Nothing in the records may be left out or altered; reproduce them all exactly.

Dataset entries:
((

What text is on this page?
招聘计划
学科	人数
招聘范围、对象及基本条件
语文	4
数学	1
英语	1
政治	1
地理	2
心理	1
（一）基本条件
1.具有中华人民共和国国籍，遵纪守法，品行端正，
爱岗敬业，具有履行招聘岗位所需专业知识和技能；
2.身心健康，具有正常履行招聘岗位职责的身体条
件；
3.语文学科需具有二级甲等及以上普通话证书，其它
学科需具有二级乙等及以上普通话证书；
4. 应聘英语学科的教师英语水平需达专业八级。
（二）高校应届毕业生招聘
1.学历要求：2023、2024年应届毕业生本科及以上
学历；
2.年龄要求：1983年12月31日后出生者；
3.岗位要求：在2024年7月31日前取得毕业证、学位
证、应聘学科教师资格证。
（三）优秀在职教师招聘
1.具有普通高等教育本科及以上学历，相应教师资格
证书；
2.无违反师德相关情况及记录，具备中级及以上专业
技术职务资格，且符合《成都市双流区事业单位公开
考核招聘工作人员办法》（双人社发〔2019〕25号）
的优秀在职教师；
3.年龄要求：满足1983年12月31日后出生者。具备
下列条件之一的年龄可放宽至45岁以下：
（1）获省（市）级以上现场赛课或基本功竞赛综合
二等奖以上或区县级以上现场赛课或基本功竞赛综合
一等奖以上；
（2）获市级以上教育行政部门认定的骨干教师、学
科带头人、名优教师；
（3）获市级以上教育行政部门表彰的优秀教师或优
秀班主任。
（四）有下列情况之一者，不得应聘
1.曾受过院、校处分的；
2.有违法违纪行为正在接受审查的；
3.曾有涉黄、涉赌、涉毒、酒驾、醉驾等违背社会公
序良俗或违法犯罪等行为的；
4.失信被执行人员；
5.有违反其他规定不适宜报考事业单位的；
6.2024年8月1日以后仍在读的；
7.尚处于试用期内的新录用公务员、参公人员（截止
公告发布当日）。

))

Solution for this exercise:
What text is on this page?
招聘计划
学科	人数
招聘范围、对象及基本条件
语文	4
数学	1
英语	1
政治	1
地理	2
心理	1
（一）基本条件
1.具有中华人民共和国国籍，遵纪守法，品行端正，
爱岗敬业，具有履行招聘岗位所需专业知识和技能；
2.身心健康，具有正常履行招聘岗位职责的身体条
件；
3.语文学科需具有二级甲等及以上普通话证书，其它
学科需具有二级乙等及以上普通话证书；
4. 应聘英语学科的教师英语水平需达专业八级。
（二）高校应届毕业生招聘
1.学历要求：2023、2024年应届毕业生本科及以上
学历；
2.年龄要求：1983年12月31日后出生者；
3.岗位要求：在2024年7月31日前取得毕业证、学位
证、应聘学科教师资格证。
（三）优秀在职教师招聘
1.具有普通高等教育本科及以上学历，相应教师资格
证书；
2.无违反师德相关情况及记录，具备中级及以上专业
技术职务资格，且符合《成都市双流区事业单位公开
考核招聘工作人员办法》（双人社发〔2019〕25号）
的优秀在职教师；
3.年龄要求：满足1983年12月31日后出生者。具备
下列条件之一的年龄可放宽至45岁以下：
（1）获省（市）级以上现场赛课或基本功竞赛综合
二等奖以上或区县级以上现场赛课或基本功竞赛综合
一等奖以上；
（2）获市级以上教育行政部门认定的骨干教师、学
科带头人、名优教师；
（3）获市级以上教育行政部门表彰的优秀教师或优
秀班主任。
（四）有下列情况之一者，不得应聘
1.曾受过院、校处分的；
2.有违法违纪行为正在接受审查的；
3.曾有涉黄、涉赌、涉毒、酒驾、醉驾等违背社会公
序良俗或违法犯罪等行为的；
4.失信被执行人员；
5.有违反其他规定不适宜报考事业单位的；
6.2024年8月1日以后仍在读的；
7.尚处于试用期内的新录用公务员、参公人员（截止
公告发布当日）。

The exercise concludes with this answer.